#### Extracts from a graphics dataset
* * *

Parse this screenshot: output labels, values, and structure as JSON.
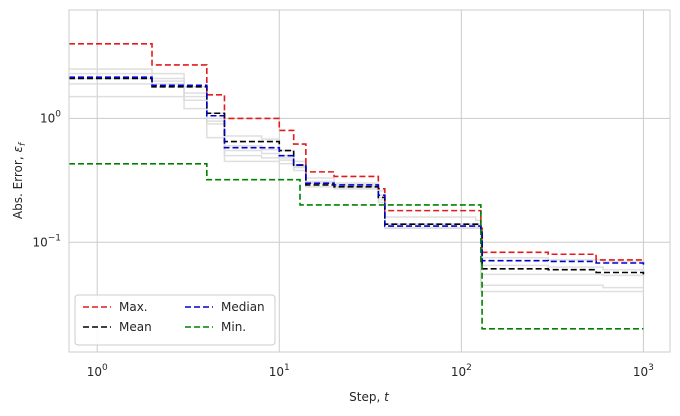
{
  "chart_data": {
    "type": "line",
    "title": "",
    "xlabel": "Step, t",
    "ylabel": "Abs. Error, εf",
    "x_scale": "log",
    "y_scale": "log",
    "xlim": [
      0.7,
      1400
    ],
    "ylim": [
      0.013,
      7.5
    ],
    "grid": true,
    "legend_position": "lower-left",
    "x_ticks": [
      {
        "value": 1,
        "base": "10",
        "exp": "0"
      },
      {
        "value": 10,
        "base": "10",
        "exp": "1"
      },
      {
        "value": 100,
        "base": "10",
        "exp": "2"
      },
      {
        "value": 1000,
        "base": "10",
        "exp": "3"
      }
    ],
    "y_ticks": [
      {
        "value": 1,
        "base": "10",
        "exp": "0"
      },
      {
        "value": 0.1,
        "base": "10",
        "exp": "−1"
      }
    ],
    "background_runs": [
      {
        "x": [
          0.7,
          1,
          2,
          3,
          4,
          5,
          8,
          10,
          12,
          14,
          20,
          35,
          38,
          120,
          128,
          300,
          600,
          1000
        ],
        "y": [
          2.5,
          2.5,
          2.3,
          1.6,
          1.1,
          0.72,
          0.68,
          0.55,
          0.45,
          0.33,
          0.3,
          0.26,
          0.16,
          0.15,
          0.075,
          0.072,
          0.07,
          0.068
        ]
      },
      {
        "x": [
          0.7,
          1,
          2,
          3,
          4,
          5,
          8,
          10,
          12,
          14,
          20,
          35,
          38,
          120,
          128,
          300,
          600,
          1000
        ],
        "y": [
          2.3,
          2.3,
          2.0,
          1.5,
          1.0,
          0.6,
          0.56,
          0.5,
          0.42,
          0.31,
          0.29,
          0.24,
          0.14,
          0.14,
          0.065,
          0.063,
          0.06,
          0.058
        ]
      },
      {
        "x": [
          0.7,
          1,
          2,
          3,
          4,
          5,
          8,
          10,
          12,
          14,
          20,
          35,
          38,
          120,
          128,
          300,
          600,
          1000
        ],
        "y": [
          1.9,
          1.9,
          1.9,
          1.4,
          0.95,
          0.5,
          0.48,
          0.46,
          0.4,
          0.3,
          0.28,
          0.22,
          0.13,
          0.13,
          0.055,
          0.055,
          0.054,
          0.053
        ]
      },
      {
        "x": [
          0.7,
          1,
          2,
          3,
          4,
          5,
          8,
          10,
          12,
          14,
          20,
          35,
          38,
          120,
          128,
          300,
          600,
          1000
        ],
        "y": [
          1.5,
          1.5,
          1.5,
          1.2,
          0.7,
          0.45,
          0.45,
          0.43,
          0.38,
          0.28,
          0.27,
          0.21,
          0.13,
          0.13,
          0.045,
          0.045,
          0.043,
          0.042
        ]
      },
      {
        "x": [
          0.7,
          1,
          2,
          3,
          4,
          5,
          8,
          10,
          12,
          14,
          20,
          35,
          38,
          120,
          128,
          300,
          600,
          1000
        ],
        "y": [
          2.1,
          2.1,
          2.1,
          1.8,
          0.9,
          0.55,
          0.52,
          0.48,
          0.41,
          0.3,
          0.28,
          0.23,
          0.14,
          0.135,
          0.04,
          0.04,
          0.04,
          0.038
        ]
      }
    ],
    "series": [
      {
        "name": "Max.",
        "color": "#e41a1c",
        "x": [
          0.7,
          1,
          2,
          4,
          5,
          8,
          10,
          12,
          14,
          20,
          35,
          38,
          120,
          128,
          130,
          300,
          550,
          1000
        ],
        "y": [
          4.0,
          4.0,
          2.7,
          1.55,
          1.0,
          1.0,
          0.8,
          0.62,
          0.37,
          0.34,
          0.27,
          0.18,
          0.18,
          0.13,
          0.083,
          0.08,
          0.072,
          0.07
        ]
      },
      {
        "name": "Mean",
        "color": "#000000",
        "x": [
          0.7,
          1,
          2,
          4,
          5,
          8,
          10,
          12,
          14,
          20,
          35,
          38,
          120,
          128,
          130,
          300,
          550,
          1000
        ],
        "y": [
          2.1,
          2.1,
          1.8,
          1.1,
          0.65,
          0.65,
          0.55,
          0.42,
          0.29,
          0.28,
          0.23,
          0.14,
          0.14,
          0.125,
          0.061,
          0.06,
          0.057,
          0.055
        ]
      },
      {
        "name": "Median",
        "color": "#0000cc",
        "x": [
          0.7,
          1,
          2,
          4,
          5,
          8,
          10,
          12,
          14,
          20,
          35,
          38,
          120,
          128,
          130,
          300,
          550,
          1000
        ],
        "y": [
          2.15,
          2.15,
          1.85,
          1.05,
          0.58,
          0.58,
          0.5,
          0.42,
          0.3,
          0.29,
          0.24,
          0.135,
          0.135,
          0.125,
          0.071,
          0.07,
          0.068,
          0.066
        ]
      },
      {
        "name": "Min.",
        "color": "#008000",
        "x": [
          0.7,
          1,
          3.2,
          4,
          8.5,
          13,
          128,
          130,
          1000
        ],
        "y": [
          0.43,
          0.43,
          0.43,
          0.32,
          0.32,
          0.2,
          0.07,
          0.02,
          0.02
        ]
      }
    ]
  }
}
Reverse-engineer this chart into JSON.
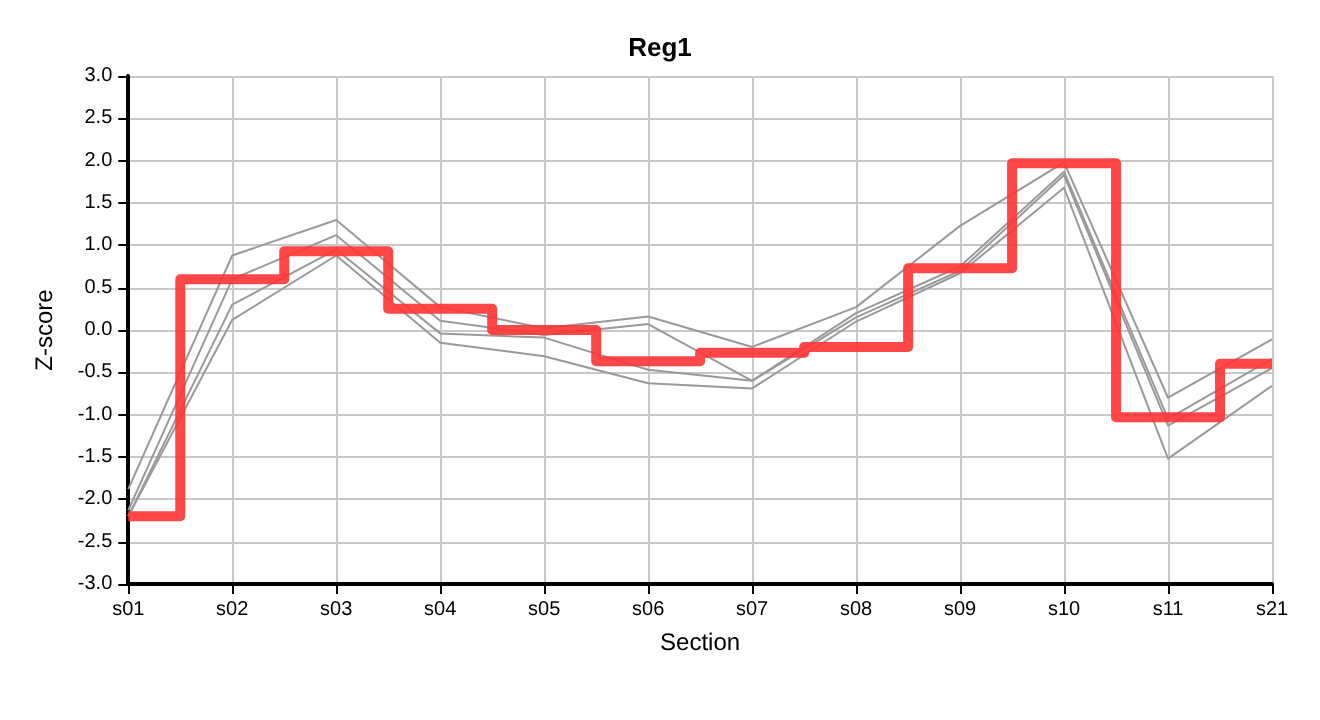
{
  "chart_data": {
    "type": "line",
    "title": "Reg1",
    "xlabel": "Section",
    "ylabel": "Z-score",
    "categories": [
      "s01",
      "s02",
      "s03",
      "s04",
      "s05",
      "s06",
      "s07",
      "s08",
      "s09",
      "s10",
      "s11",
      "s21"
    ],
    "ylim": [
      -3,
      3
    ],
    "yticks": [
      {
        "value": -3,
        "label": "-3.0"
      },
      {
        "value": -2.5,
        "label": "-2.5"
      },
      {
        "value": -2,
        "label": "-2.0"
      },
      {
        "value": -1.5,
        "label": "-1.5"
      },
      {
        "value": -1,
        "label": "-1.0"
      },
      {
        "value": -0.5,
        "label": "-0.5"
      },
      {
        "value": 0,
        "label": "0.0"
      },
      {
        "value": 0.5,
        "label": "0.5"
      },
      {
        "value": 1,
        "label": "1.0"
      },
      {
        "value": 1.5,
        "label": "1.5"
      },
      {
        "value": 2,
        "label": "2.0"
      },
      {
        "value": 2.5,
        "label": "2.5"
      },
      {
        "value": 3,
        "label": "3.0"
      }
    ],
    "grid": true,
    "marker": "none",
    "series": [
      {
        "color": "#999999",
        "values": [
          -1.88,
          0.88,
          1.3,
          0.27,
          0.02,
          0.16,
          -0.2,
          0.27,
          1.23,
          1.98,
          -0.8,
          -0.11
        ]
      },
      {
        "color": "#999999",
        "values": [
          -2.13,
          0.6,
          1.12,
          0.11,
          -0.06,
          0.07,
          -0.6,
          0.2,
          0.75,
          1.87,
          -1.05,
          -0.34
        ]
      },
      {
        "color": "#999999",
        "values": [
          -2.2,
          0.3,
          0.95,
          -0.04,
          -0.09,
          -0.47,
          -0.6,
          0.15,
          0.7,
          1.83,
          -1.13,
          -0.45
        ]
      },
      {
        "color": "#999999",
        "values": [
          -2.2,
          0.12,
          0.88,
          -0.15,
          -0.31,
          -0.63,
          -0.69,
          0.1,
          0.67,
          1.68,
          -1.52,
          -0.66
        ]
      },
      {
        "type": "step",
        "color": "#ff3333",
        "values": [
          -2.2,
          0.6,
          0.93,
          0.25,
          0,
          -0.37,
          -0.27,
          -0.2,
          0.73,
          1.97,
          -1.03,
          -0.4
        ]
      }
    ]
  }
}
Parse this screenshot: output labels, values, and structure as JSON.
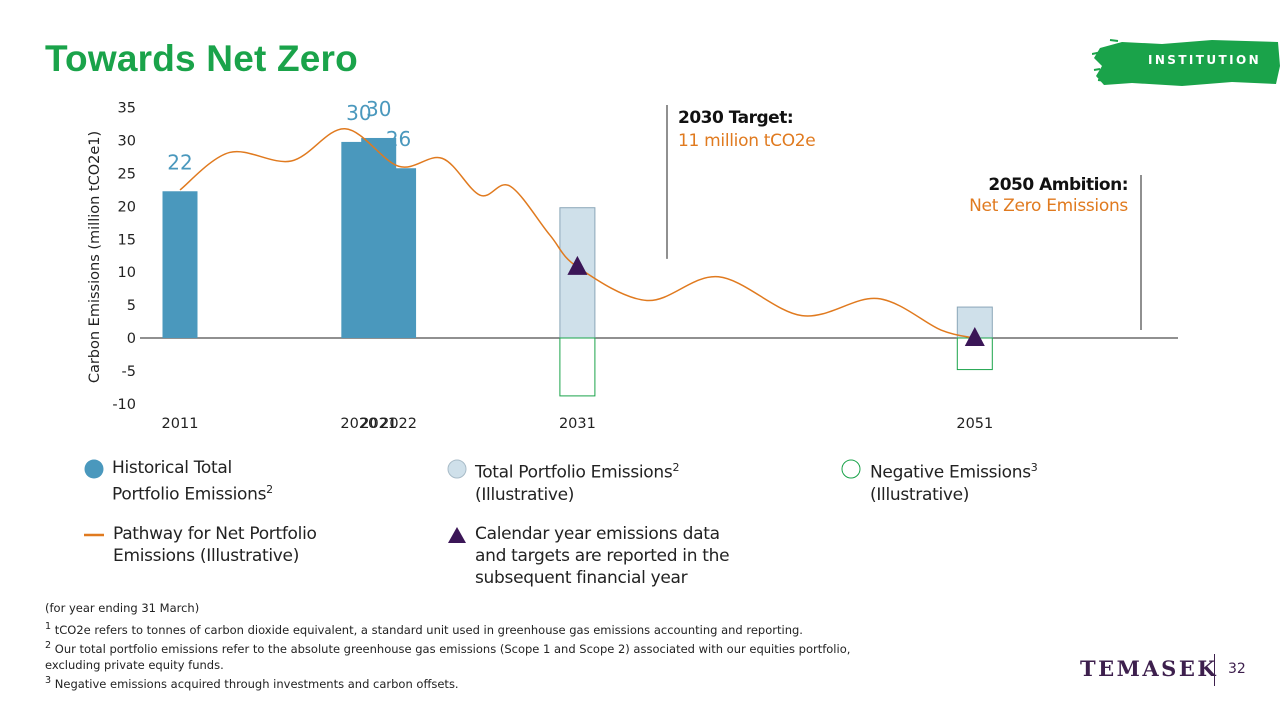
{
  "slide": {
    "title": "Towards Net Zero",
    "tag": "INSTITUTION",
    "logo": "TEMASEK",
    "page_number": "32",
    "accent_green": "#1aa34a",
    "brand_purple": "#3d1f4d"
  },
  "chart_data": {
    "type": "bar",
    "ylabel": "Carbon Emissions (million tCO2e1)",
    "ylim": [
      -10,
      35
    ],
    "yticks": [
      35,
      30,
      25,
      20,
      15,
      10,
      5,
      0,
      -5,
      -10
    ],
    "x_tick_labels": [
      {
        "label": "2011",
        "year": 2011
      },
      {
        "label": "2020",
        "year": 2020
      },
      {
        "label": "2021",
        "year": 2021
      },
      {
        "label": "2022",
        "year": 2022
      },
      {
        "label": "2031",
        "year": 2031
      },
      {
        "label": "2051",
        "year": 2051
      }
    ],
    "historical_bars": {
      "name": "Historical Total Portfolio Emissions",
      "color": "#4a98bd",
      "points": [
        {
          "year": 2011,
          "value": 22.3,
          "label": "22"
        },
        {
          "year": 2020,
          "value": 29.8,
          "label": "30"
        },
        {
          "year": 2021,
          "value": 30.4,
          "label": "30"
        },
        {
          "year": 2022,
          "value": 25.8,
          "label": "26"
        }
      ]
    },
    "illustrative_total_bars": {
      "name": "Total Portfolio Emissions (Illustrative)",
      "color": "#cfe0ea",
      "points": [
        {
          "year": 2031,
          "value": 19.8
        },
        {
          "year": 2051,
          "value": 4.7
        }
      ]
    },
    "negative_bars": {
      "name": "Negative Emissions (Illustrative)",
      "color": "#1aa34a",
      "points": [
        {
          "year": 2031,
          "value": -8.8
        },
        {
          "year": 2051,
          "value": -4.8
        }
      ]
    },
    "pathway": {
      "name": "Pathway for Net Portfolio Emissions (Illustrative)",
      "color": "#e07a1f",
      "points": [
        [
          2011,
          22.5
        ],
        [
          2013.5,
          28.2
        ],
        [
          2016.6,
          26.9
        ],
        [
          2019.3,
          31.8
        ],
        [
          2022,
          26.1
        ],
        [
          2024.2,
          27.3
        ],
        [
          2026.1,
          21.7
        ],
        [
          2027.6,
          23.1
        ],
        [
          2029.6,
          15.7
        ],
        [
          2031,
          10.8
        ],
        [
          2034.5,
          5.7
        ],
        [
          2038.1,
          9.3
        ],
        [
          2042.3,
          3.4
        ],
        [
          2046.1,
          6.0
        ],
        [
          2049.3,
          1.2
        ],
        [
          2051,
          0
        ]
      ]
    },
    "markers": {
      "name": "Calendar year emissions data and targets are reported in the subsequent financial year",
      "color": "#3b1657",
      "points": [
        {
          "year": 2031,
          "value": 10.8
        },
        {
          "year": 2051,
          "value": 0
        }
      ]
    },
    "annotations": [
      {
        "title": "2030 Target:",
        "text": "11 million tCO2e",
        "year": 2031
      },
      {
        "title": "2050 Ambition:",
        "text": "Net Zero Emissions",
        "year": 2051
      }
    ]
  },
  "legend": [
    {
      "label": "Historical Total\nPortfolio Emissions",
      "sup": "2",
      "symbol": "filled-circle",
      "color": "#4a98bd"
    },
    {
      "label": "Total Portfolio Emissions",
      "sup": "2",
      "suffix": "\n(Illustrative)",
      "symbol": "light-circle",
      "color": "#cfe0ea"
    },
    {
      "label": "Negative Emissions",
      "sup": "3",
      "suffix": "\n(Illustrative)",
      "symbol": "outline-circle",
      "color": "#1aa34a"
    },
    {
      "label": "Pathway for Net Portfolio\nEmissions (Illustrative)",
      "symbol": "dash",
      "color": "#e07a1f"
    },
    {
      "label": "Calendar year emissions data\nand targets are reported in the\nsubsequent financial year",
      "symbol": "triangle",
      "color": "#3b1657"
    }
  ],
  "footnotes": {
    "period": "(for year ending 31 March)",
    "notes": [
      {
        "num": "1",
        "text": " tCO2e refers to tonnes of carbon dioxide equivalent, a standard unit used in greenhouse gas emissions accounting and reporting."
      },
      {
        "num": "2",
        "text": " Our total portfolio emissions refer to the absolute greenhouse gas emissions (Scope 1 and Scope 2) associated with our equities portfolio, excluding private equity funds."
      },
      {
        "num": "3",
        "text": " Negative emissions acquired through investments and carbon offsets."
      }
    ]
  }
}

* * *

#### GIVEN REQUEST
Go through the records. Copy each line where "Zero" appears.

#### RESULT OF THIS EXERCISE
    "title": "Towards Net Zero",
        "text": "Net Zero Emissions",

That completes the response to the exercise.